-- begin SUPPLIED MATERIAL --

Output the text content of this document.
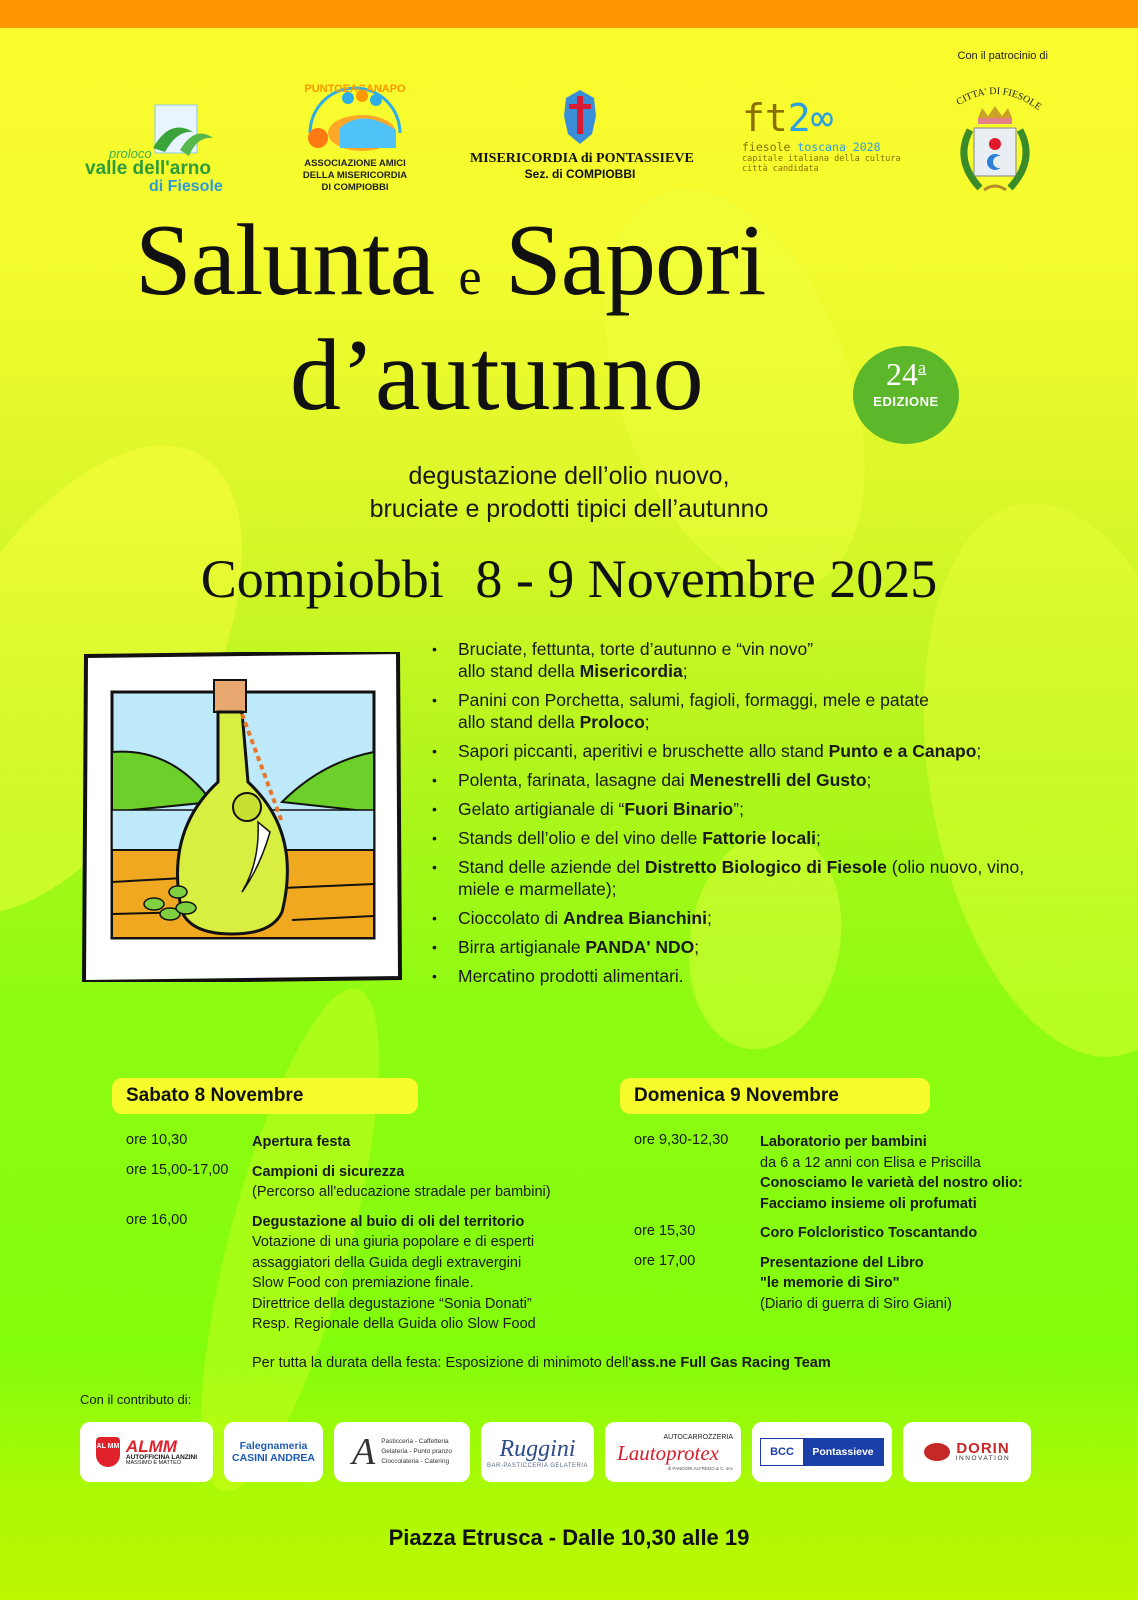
proloco
valle dell'arno
di Fiesole
PUNTOEACANAPO
ASSOCIAZIONE AMICI
DELLA MISERICORDIA
DI COMPIOBBI
MISERICORDIA di PONTASSIEVE
Sez. di COMPIOBBI
ft2∞
fiesole toscana 2028
capitale italiana della cultura
città candidata
Con il patrocinio di
CITTA' DI FIESOLE
Salunta e Sapori
d’autunno	24$^a$
EDIZIONE
degustazione dell’olio nuovo,
bruciate e prodotti tipici dell’autunno
Compiobbi 8 - 9 Novembre 2025
• Bruciate, fettunta, torte d’autunno e “vin novo”
allo stand della Misericordia;
• Panini con Porchetta, salumi, fagioli, formaggi, mele e patate
allo stand della Proloco;
• Sapori piccanti, aperitivi e bruschette allo stand Punto e a Canapo;
• Polenta, farinata, lasagne dai Menestrelli del Gusto;
• Gelato artigianale di “Fuori Binario”;
• Stands dell’olio e del vino delle Fattorie locali;
• Stand delle aziende del Distretto Biologico di Fiesole (olio nuovo, vino, miele e marmellate);
• Cioccolato di Andrea Bianchini;
• Birra artigianale PANDA' NDO;
• Mercatino prodotti alimentari.
Sabato 8 Novembre
ore 10,30	Apertura festa
ore 15,00-17,00	Campioni di sicurezza
(Percorso all'educazione stradale per bambini)
ore 16,00	Degustazione al buio di oli del territorio
Votazione di una giuria popolare e di esperti
assaggiatori della Guida degli extravergini
Slow Food con premiazione finale.
Direttrice della degustazione “Sonia Donati”
Resp. Regionale della Guida olio Slow Food
Domenica 9 Novembre
ore 9,30-12,30	Laboratorio per bambini
da 6 a 12 anni con Elisa e Priscilla
Conosciamo le varietà del nostro olio:
Facciamo insieme oli profumati
ore 15,30	Coro Folcloristico Toscantando
ore 17,00	Presentazione del Libro
"le memorie di Siro"
(Diario di guerra di Siro Giani)
Per tutta la durata della festa: Esposizione di minimoto dell'ass.ne Full Gas Racing Team
Con il contributo di:
AL MM ALMM
AUTOFFICINA LANZINI
MASSIMO E MATTEO
Falegnameria
CASINI ANDREA A Pasticceria - Caffetteria
Gelateria - Punto pranzo
Cioccolateria - Catering Ruggini
BAR-PASTICCERIA GELATERIA
AUTOCARROZZERIA
Lautoprotex
di PANDORI ALFREDO & C. snc
BCC	Pontassieve	DORIN
INNOVATION
Piazza Etrusca - Dalle 10,30 alle 19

-- end SUPPLIED MATERIAL --

# [WHAT THE EXERCISE ASKS]
All records must be output exactly as they are, except for the pictures, which are left out.

# [RIGHT ANSWER]
Output the text content of this document.
proloco
valle dell'arno
di Fiesole
PUNTOEACANAPO
ASSOCIAZIONE AMICI
DELLA MISERICORDIA
DI COMPIOBBI
MISERICORDIA di PONTASSIEVE
Sez. di COMPIOBBI
ft2∞
fiesole toscana 2028
capitale italiana della cultura
città candidata
Con il patrocinio di
CITTA' DI FIESOLE
Salunta e Sapori
d’autunno	24$^a$
EDIZIONE
degustazione dell’olio nuovo,
bruciate e prodotti tipici dell’autunno
Compiobbi 8 - 9 Novembre 2025
• Bruciate, fettunta, torte d’autunno e “vin novo”
allo stand della Misericordia;
• Panini con Porchetta, salumi, fagioli, formaggi, mele e patate
allo stand della Proloco;
• Sapori piccanti, aperitivi e bruschette allo stand Punto e a Canapo;
• Polenta, farinata, lasagne dai Menestrelli del Gusto;
• Gelato artigianale di “Fuori Binario”;
• Stands dell’olio e del vino delle Fattorie locali;
• Stand delle aziende del Distretto Biologico di Fiesole (olio nuovo, vino, miele e marmellate);
• Cioccolato di Andrea Bianchini;
• Birra artigianale PANDA' NDO;
• Mercatino prodotti alimentari.
Sabato 8 Novembre
ore 10,30	Apertura festa
ore 15,00-17,00	Campioni di sicurezza
(Percorso all'educazione stradale per bambini)
ore 16,00	Degustazione al buio di oli del territorio
Votazione di una giuria popolare e di esperti
assaggiatori della Guida degli extravergini
Slow Food con premiazione finale.
Direttrice della degustazione “Sonia Donati”
Resp. Regionale della Guida olio Slow Food
Domenica 9 Novembre
ore 9,30-12,30	Laboratorio per bambini
da 6 a 12 anni con Elisa e Priscilla
Conosciamo le varietà del nostro olio:
Facciamo insieme oli profumati
ore 15,30	Coro Folcloristico Toscantando
ore 17,00	Presentazione del Libro
"le memorie di Siro"
(Diario di guerra di Siro Giani)
Per tutta la durata della festa: Esposizione di minimoto dell'ass.ne Full Gas Racing Team
Con il contributo di:
AL MM ALMM
AUTOFFICINA LANZINI
MASSIMO E MATTEO
Falegnameria
CASINI ANDREA A Pasticceria - Caffetteria
Gelateria - Punto pranzo
Cioccolateria - Catering Ruggini
BAR-PASTICCERIA GELATERIA
AUTOCARROZZERIA
Lautoprotex
di PANDORI ALFREDO & C. snc
BCC	Pontassieve	DORIN
INNOVATION
Piazza Etrusca - Dalle 10,30 alle 19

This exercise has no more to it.